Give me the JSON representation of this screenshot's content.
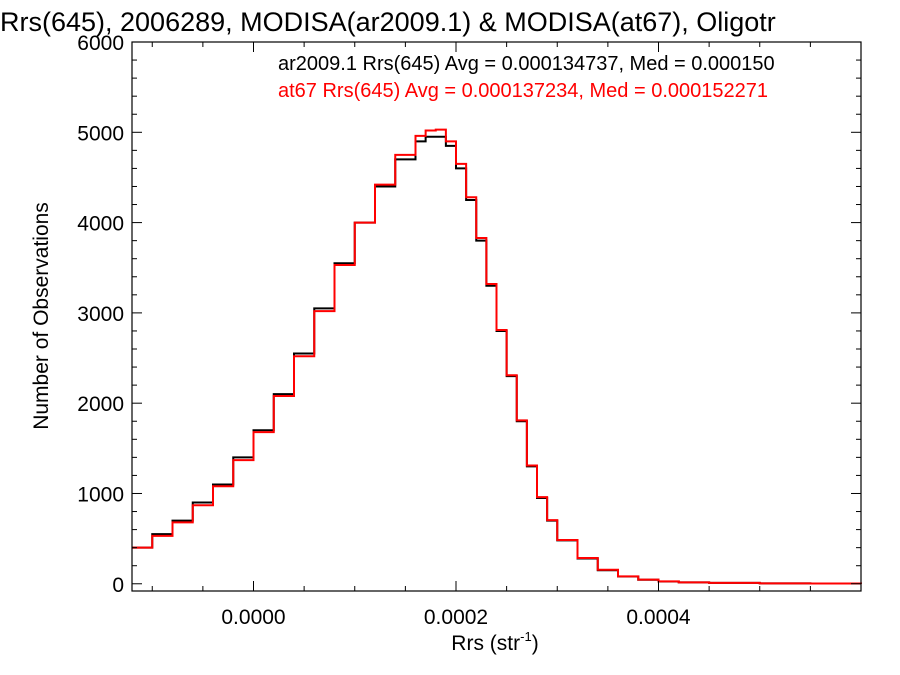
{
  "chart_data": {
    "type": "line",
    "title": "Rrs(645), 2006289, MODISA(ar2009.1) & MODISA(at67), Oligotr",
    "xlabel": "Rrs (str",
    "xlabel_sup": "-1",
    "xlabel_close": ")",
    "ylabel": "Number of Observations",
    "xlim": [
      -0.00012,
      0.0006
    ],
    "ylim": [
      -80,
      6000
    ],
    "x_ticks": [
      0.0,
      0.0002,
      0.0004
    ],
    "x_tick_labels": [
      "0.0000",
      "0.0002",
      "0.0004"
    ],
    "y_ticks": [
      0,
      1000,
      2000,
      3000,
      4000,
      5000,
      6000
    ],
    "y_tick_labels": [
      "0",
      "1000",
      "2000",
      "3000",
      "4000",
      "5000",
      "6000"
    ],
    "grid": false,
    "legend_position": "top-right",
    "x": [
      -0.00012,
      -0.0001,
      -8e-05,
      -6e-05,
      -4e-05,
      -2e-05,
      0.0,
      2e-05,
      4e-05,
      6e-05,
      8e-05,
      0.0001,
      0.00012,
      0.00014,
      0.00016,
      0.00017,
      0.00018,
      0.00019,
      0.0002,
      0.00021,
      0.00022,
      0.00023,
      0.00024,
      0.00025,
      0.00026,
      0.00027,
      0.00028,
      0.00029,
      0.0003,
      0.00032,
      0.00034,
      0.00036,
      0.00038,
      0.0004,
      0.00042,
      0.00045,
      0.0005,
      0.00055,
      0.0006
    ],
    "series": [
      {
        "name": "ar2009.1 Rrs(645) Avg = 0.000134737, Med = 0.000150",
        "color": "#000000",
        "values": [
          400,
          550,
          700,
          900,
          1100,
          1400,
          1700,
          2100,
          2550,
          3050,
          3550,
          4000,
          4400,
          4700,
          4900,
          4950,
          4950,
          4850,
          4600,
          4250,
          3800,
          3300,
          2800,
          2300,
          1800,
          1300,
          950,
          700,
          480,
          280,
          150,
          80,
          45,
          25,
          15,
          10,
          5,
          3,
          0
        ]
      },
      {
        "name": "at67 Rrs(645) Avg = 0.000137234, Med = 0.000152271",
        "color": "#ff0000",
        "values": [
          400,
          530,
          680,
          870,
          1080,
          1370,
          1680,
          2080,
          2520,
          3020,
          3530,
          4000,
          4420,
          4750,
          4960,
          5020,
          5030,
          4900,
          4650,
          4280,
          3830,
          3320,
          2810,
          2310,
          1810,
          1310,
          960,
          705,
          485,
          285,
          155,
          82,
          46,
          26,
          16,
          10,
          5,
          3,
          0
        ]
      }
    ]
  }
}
===============
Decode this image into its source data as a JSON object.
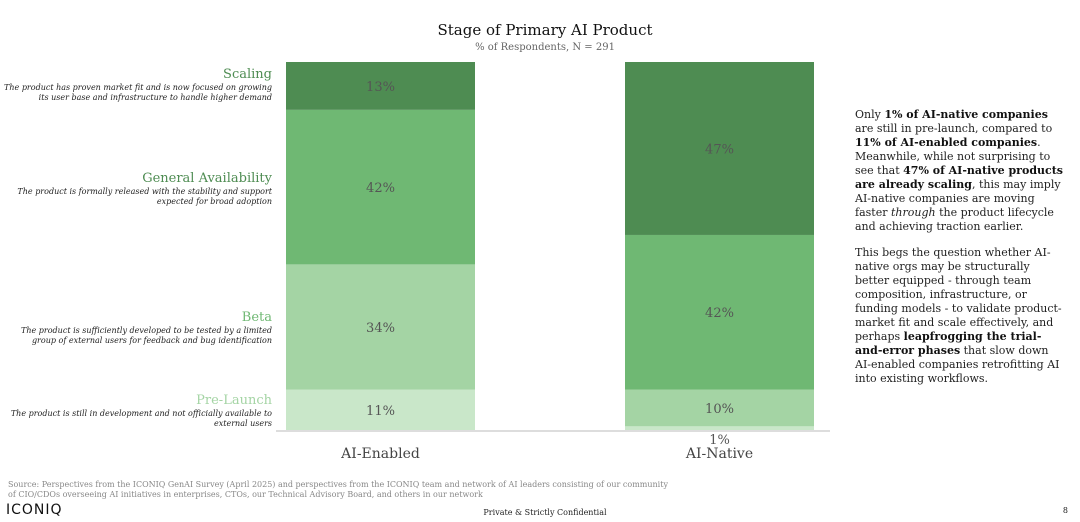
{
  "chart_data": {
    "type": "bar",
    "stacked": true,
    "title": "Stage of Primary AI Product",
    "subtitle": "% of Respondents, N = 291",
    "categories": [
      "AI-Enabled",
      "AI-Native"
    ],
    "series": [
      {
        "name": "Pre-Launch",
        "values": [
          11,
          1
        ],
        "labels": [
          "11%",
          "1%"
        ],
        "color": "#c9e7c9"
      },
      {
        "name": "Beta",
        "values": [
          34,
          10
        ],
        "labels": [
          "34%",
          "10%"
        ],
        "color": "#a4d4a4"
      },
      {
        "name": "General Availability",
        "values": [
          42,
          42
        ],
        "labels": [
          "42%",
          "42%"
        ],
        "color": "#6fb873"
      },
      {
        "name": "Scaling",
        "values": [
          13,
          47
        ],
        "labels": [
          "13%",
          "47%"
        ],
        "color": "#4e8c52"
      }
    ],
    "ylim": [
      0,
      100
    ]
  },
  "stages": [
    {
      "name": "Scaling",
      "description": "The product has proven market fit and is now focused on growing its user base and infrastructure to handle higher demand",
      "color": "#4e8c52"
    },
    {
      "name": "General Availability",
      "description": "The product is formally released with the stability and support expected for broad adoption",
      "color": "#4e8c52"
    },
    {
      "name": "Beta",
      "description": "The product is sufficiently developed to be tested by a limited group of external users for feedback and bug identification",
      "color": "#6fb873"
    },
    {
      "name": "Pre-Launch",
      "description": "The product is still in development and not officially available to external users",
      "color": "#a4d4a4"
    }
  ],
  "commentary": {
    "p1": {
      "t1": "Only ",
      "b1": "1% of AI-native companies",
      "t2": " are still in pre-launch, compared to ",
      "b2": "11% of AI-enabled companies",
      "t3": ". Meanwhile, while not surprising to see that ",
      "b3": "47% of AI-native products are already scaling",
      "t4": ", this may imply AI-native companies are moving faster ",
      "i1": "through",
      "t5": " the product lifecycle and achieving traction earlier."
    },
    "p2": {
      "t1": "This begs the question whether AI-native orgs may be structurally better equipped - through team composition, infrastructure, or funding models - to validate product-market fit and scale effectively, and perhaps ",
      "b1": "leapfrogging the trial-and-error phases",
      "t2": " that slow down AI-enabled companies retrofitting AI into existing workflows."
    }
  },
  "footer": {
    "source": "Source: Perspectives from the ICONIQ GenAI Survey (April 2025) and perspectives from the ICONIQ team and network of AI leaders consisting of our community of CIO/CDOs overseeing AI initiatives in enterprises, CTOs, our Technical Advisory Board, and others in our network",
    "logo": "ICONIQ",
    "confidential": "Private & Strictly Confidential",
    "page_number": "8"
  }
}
===============
> DIRECTIONS FOR THIS TASK
Look through the data above. Find each line with the string "General" and copy it.

> WRITTEN REPLY
        "name": "General Availability",
      "name": "General Availability",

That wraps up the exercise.